[Part of a data file]
= = = = =

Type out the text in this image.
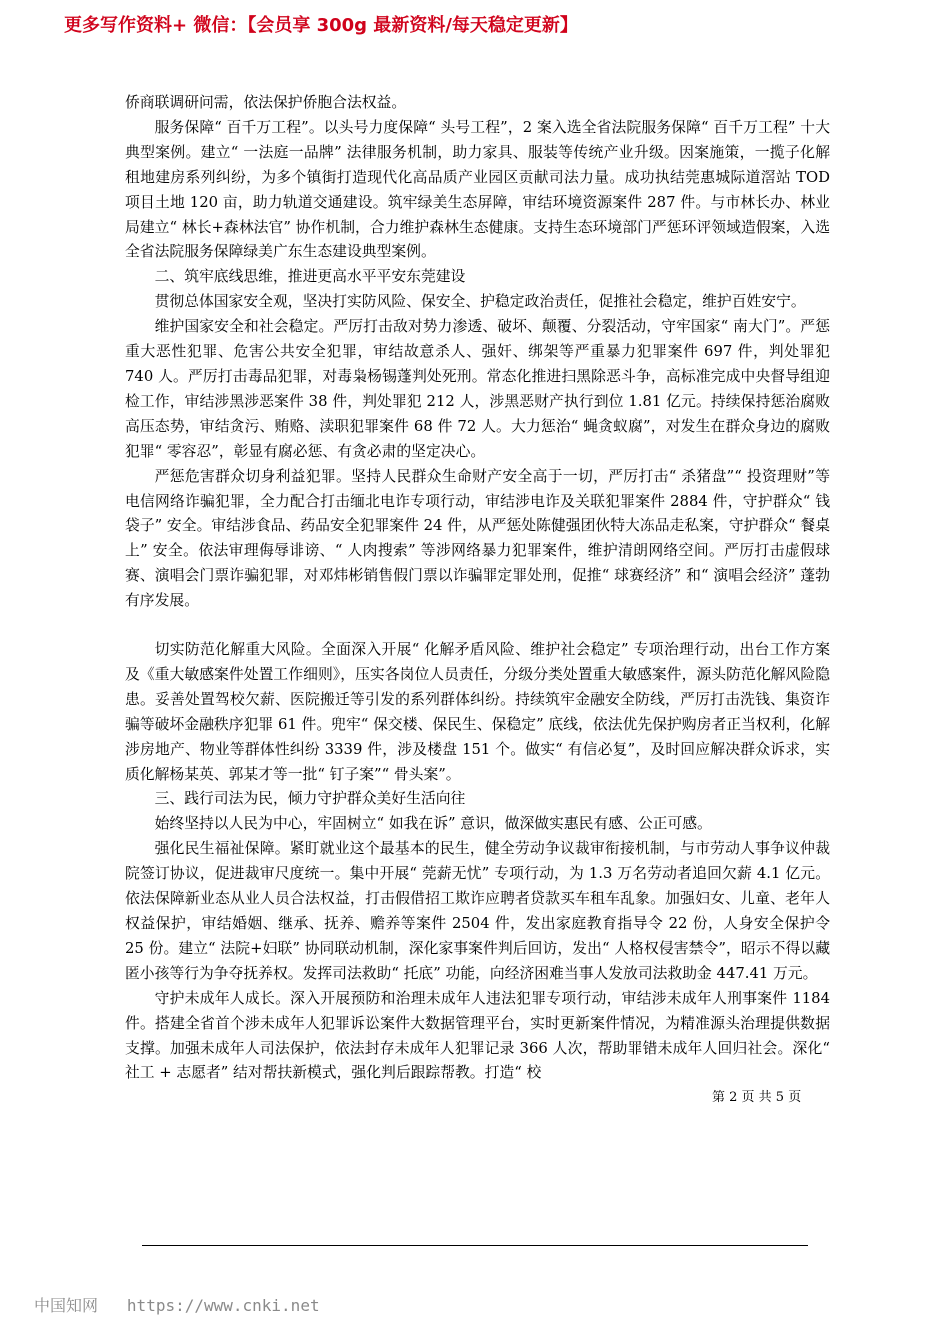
更多写作资料+ 微信：【会员享 300g 最新资料/每天稳定更新】

侨商联调研问需，依法保护侨胞合法权益。

服务保障“ 百千万工程”。以头号力度保障“ 头号工程”，2 案入选全省法院服务保障“ 百千万工程” 十大典型案例。建立“ 一法庭一品牌” 法律服务机制，助力家具、服装等传统产业升级。因案施策，一揽子化解租地建房系列纠纷，为多个镇街打造现代化高品质产业园区贡献司法力量。成功执结莞惠城际道滘站 TOD 项目土地 120 亩，助力轨道交通建设。筑牢绿美生态屏障，审结环境资源案件 287 件。与市林长办、林业局建立“ 林长+森林法官” 协作机制，合力维护森林生态健康。支持生态环境部门严惩环评领域造假案，入选全省法院服务保障绿美广东生态建设典型案例。

二、筑牢底线思维，推进更高水平平安东莞建设

贯彻总体国家安全观，坚决打实防风险、保安全、护稳定政治责任，促推社会稳定，维护百姓安宁。

维护国家安全和社会稳定。严厉打击敌对势力渗透、破坏、颠覆、分裂活动，守牢国家“ 南大门”。严惩重大恶性犯罪、危害公共安全犯罪，审结故意杀人、强奸、绑架等严重暴力犯罪案件 697 件，判处罪犯 740 人。严厉打击毒品犯罪，对毒枭杨锡蓬判处死刑。常态化推进扫黑除恶斗争，高标准完成中央督导组迎检工作，审结涉黑涉恶案件 38 件，判处罪犯 212 人，涉黑恶财产执行到位 1.81 亿元。持续保持惩治腐败高压态势，审结贪污、贿赂、渎职犯罪案件 68 件 72 人。大力惩治“ 蝇贪蚁腐”，对发生在群众身边的腐败犯罪“ 零容忍”，彰显有腐必惩、有贪必肃的坚定决心。

严惩危害群众切身利益犯罪。坚持人民群众生命财产安全高于一切，严厉打击“ 杀猪盘”“ 投资理财”等电信网络诈骗犯罪，全力配合打击缅北电诈专项行动，审结涉电诈及关联犯罪案件 2884 件，守护群众“ 钱袋子” 安全。审结涉食品、药品安全犯罪案件 24 件，从严惩处陈健强团伙特大冻品走私案，守护群众“ 餐桌上” 安全。依法审理侮辱诽谤、“ 人肉搜索” 等涉网络暴力犯罪案件，维护清朗网络空间。严厉打击虚假球赛、演唱会门票诈骗犯罪，对邓炜彬销售假门票以诈骗罪定罪处刑，促推“ 球赛经济” 和“ 演唱会经济” 蓬勃有序发展。

切实防范化解重大风险。全面深入开展“ 化解矛盾风险、维护社会稳定” 专项治理行动，出台工作方案及《重大敏感案件处置工作细则》，压实各岗位人员责任，分级分类处置重大敏感案件，源头防范化解风险隐患。妥善处置驾校欠薪、医院搬迁等引发的系列群体纠纷。持续筑牢金融安全防线，严厉打击洗钱、集资诈骗等破坏金融秩序犯罪 61 件。兜牢“ 保交楼、保民生、保稳定” 底线，依法优先保护购房者正当权利，化解涉房地产、物业等群体性纠纷 3339 件，涉及楼盘 151 个。做实“ 有信必复”，及时回应解决群众诉求，实质化解杨某英、郭某才等一批“ 钉子案”“ 骨头案”。

三、践行司法为民，倾力守护群众美好生活向往

始终坚持以人民为中心，牢固树立“ 如我在诉” 意识，做深做实惠民有感、公正可感。

强化民生福祉保障。紧盯就业这个最基本的民生，健全劳动争议裁审衔接机制，与市劳动人事争议仲裁院签订协议，促进裁审尺度统一。集中开展“ 莞薪无忧” 专项行动，为 1.3 万名劳动者追回欠薪 4.1 亿元。依法保障新业态从业人员合法权益，打击假借招工欺诈应聘者贷款买车租车乱象。加强妇女、儿童、老年人权益保护，审结婚姻、继承、抚养、赡养等案件 2504 件，发出家庭教育指导令 22 份，人身安全保护令 25 份。建立“ 法院+妇联” 协同联动机制，深化家事案件判后回访，发出“ 人格权侵害禁令”，昭示不得以藏匿小孩等行为争夺抚养权。发挥司法救助“ 托底” 功能，向经济困难当事人发放司法救助金 447.41 万元。

守护未成年人成长。深入开展预防和治理未成年人违法犯罪专项行动，审结涉未成年人刑事案件 1184 件。搭建全省首个涉未成年人犯罪诉讼案件大数据管理平台，实时更新案件情况，为精准源头治理提供数据支撑。加强未成年人司法保护，依法封存未成年人犯罪记录 366 人次，帮助罪错未成年人回归社会。深化“ 社工 + 志愿者” 结对帮扶新模式，强化判后跟踪帮教。打造“ 校

第 2 页 共 5 页
中国知网 https://www.cnki.net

= = = = =

**TASK TO COMPLETE:** Your task is to repeat the material above exactly, without its pictures.

**RESULT FOR THIS TASK:**
Type out the text in this image.
更多写作资料+ 微信：【会员享 300g 最新资料/每天稳定更新】

侨商联调研问需，依法保护侨胞合法权益。

服务保障“ 百千万工程”。以头号力度保障“ 头号工程”，2 案入选全省法院服务保障“ 百千万工程” 十大典型案例。建立“ 一法庭一品牌” 法律服务机制，助力家具、服装等传统产业升级。因案施策，一揽子化解租地建房系列纠纷，为多个镇街打造现代化高品质产业园区贡献司法力量。成功执结莞惠城际道滘站 TOD 项目土地 120 亩，助力轨道交通建设。筑牢绿美生态屏障，审结环境资源案件 287 件。与市林长办、林业局建立“ 林长+森林法官” 协作机制，合力维护森林生态健康。支持生态环境部门严惩环评领域造假案，入选全省法院服务保障绿美广东生态建设典型案例。

二、筑牢底线思维，推进更高水平平安东莞建设

贯彻总体国家安全观，坚决打实防风险、保安全、护稳定政治责任，促推社会稳定，维护百姓安宁。

维护国家安全和社会稳定。严厉打击敌对势力渗透、破坏、颠覆、分裂活动，守牢国家“ 南大门”。严惩重大恶性犯罪、危害公共安全犯罪，审结故意杀人、强奸、绑架等严重暴力犯罪案件 697 件，判处罪犯 740 人。严厉打击毒品犯罪，对毒枭杨锡蓬判处死刑。常态化推进扫黑除恶斗争，高标准完成中央督导组迎检工作，审结涉黑涉恶案件 38 件，判处罪犯 212 人，涉黑恶财产执行到位 1.81 亿元。持续保持惩治腐败高压态势，审结贪污、贿赂、渎职犯罪案件 68 件 72 人。大力惩治“ 蝇贪蚁腐”，对发生在群众身边的腐败犯罪“ 零容忍”，彰显有腐必惩、有贪必肃的坚定决心。

严惩危害群众切身利益犯罪。坚持人民群众生命财产安全高于一切，严厉打击“ 杀猪盘”“ 投资理财”等电信网络诈骗犯罪，全力配合打击缅北电诈专项行动，审结涉电诈及关联犯罪案件 2884 件，守护群众“ 钱袋子” 安全。审结涉食品、药品安全犯罪案件 24 件，从严惩处陈健强团伙特大冻品走私案，守护群众“ 餐桌上” 安全。依法审理侮辱诽谤、“ 人肉搜索” 等涉网络暴力犯罪案件，维护清朗网络空间。严厉打击虚假球赛、演唱会门票诈骗犯罪，对邓炜彬销售假门票以诈骗罪定罪处刑，促推“ 球赛经济” 和“ 演唱会经济” 蓬勃有序发展。

切实防范化解重大风险。全面深入开展“ 化解矛盾风险、维护社会稳定” 专项治理行动，出台工作方案及《重大敏感案件处置工作细则》，压实各岗位人员责任，分级分类处置重大敏感案件，源头防范化解风险隐患。妥善处置驾校欠薪、医院搬迁等引发的系列群体纠纷。持续筑牢金融安全防线，严厉打击洗钱、集资诈骗等破坏金融秩序犯罪 61 件。兜牢“ 保交楼、保民生、保稳定” 底线，依法优先保护购房者正当权利，化解涉房地产、物业等群体性纠纷 3339 件，涉及楼盘 151 个。做实“ 有信必复”，及时回应解决群众诉求，实质化解杨某英、郭某才等一批“ 钉子案”“ 骨头案”。

三、践行司法为民，倾力守护群众美好生活向往

始终坚持以人民为中心，牢固树立“ 如我在诉” 意识，做深做实惠民有感、公正可感。

强化民生福祉保障。紧盯就业这个最基本的民生，健全劳动争议裁审衔接机制，与市劳动人事争议仲裁院签订协议，促进裁审尺度统一。集中开展“ 莞薪无忧” 专项行动，为 1.3 万名劳动者追回欠薪 4.1 亿元。依法保障新业态从业人员合法权益，打击假借招工欺诈应聘者贷款买车租车乱象。加强妇女、儿童、老年人权益保护，审结婚姻、继承、抚养、赡养等案件 2504 件，发出家庭教育指导令 22 份，人身安全保护令 25 份。建立“ 法院+妇联” 协同联动机制，深化家事案件判后回访，发出“ 人格权侵害禁令”，昭示不得以藏匿小孩等行为争夺抚养权。发挥司法救助“ 托底” 功能，向经济困难当事人发放司法救助金 447.41 万元。

守护未成年人成长。深入开展预防和治理未成年人违法犯罪专项行动，审结涉未成年人刑事案件 1184 件。搭建全省首个涉未成年人犯罪诉讼案件大数据管理平台，实时更新案件情况，为精准源头治理提供数据支撑。加强未成年人司法保护，依法封存未成年人犯罪记录 366 人次，帮助罪错未成年人回归社会。深化“ 社工 + 志愿者” 结对帮扶新模式，强化判后跟踪帮教。打造“ 校

第 2 页 共 5 页
中国知网 https://www.cnki.net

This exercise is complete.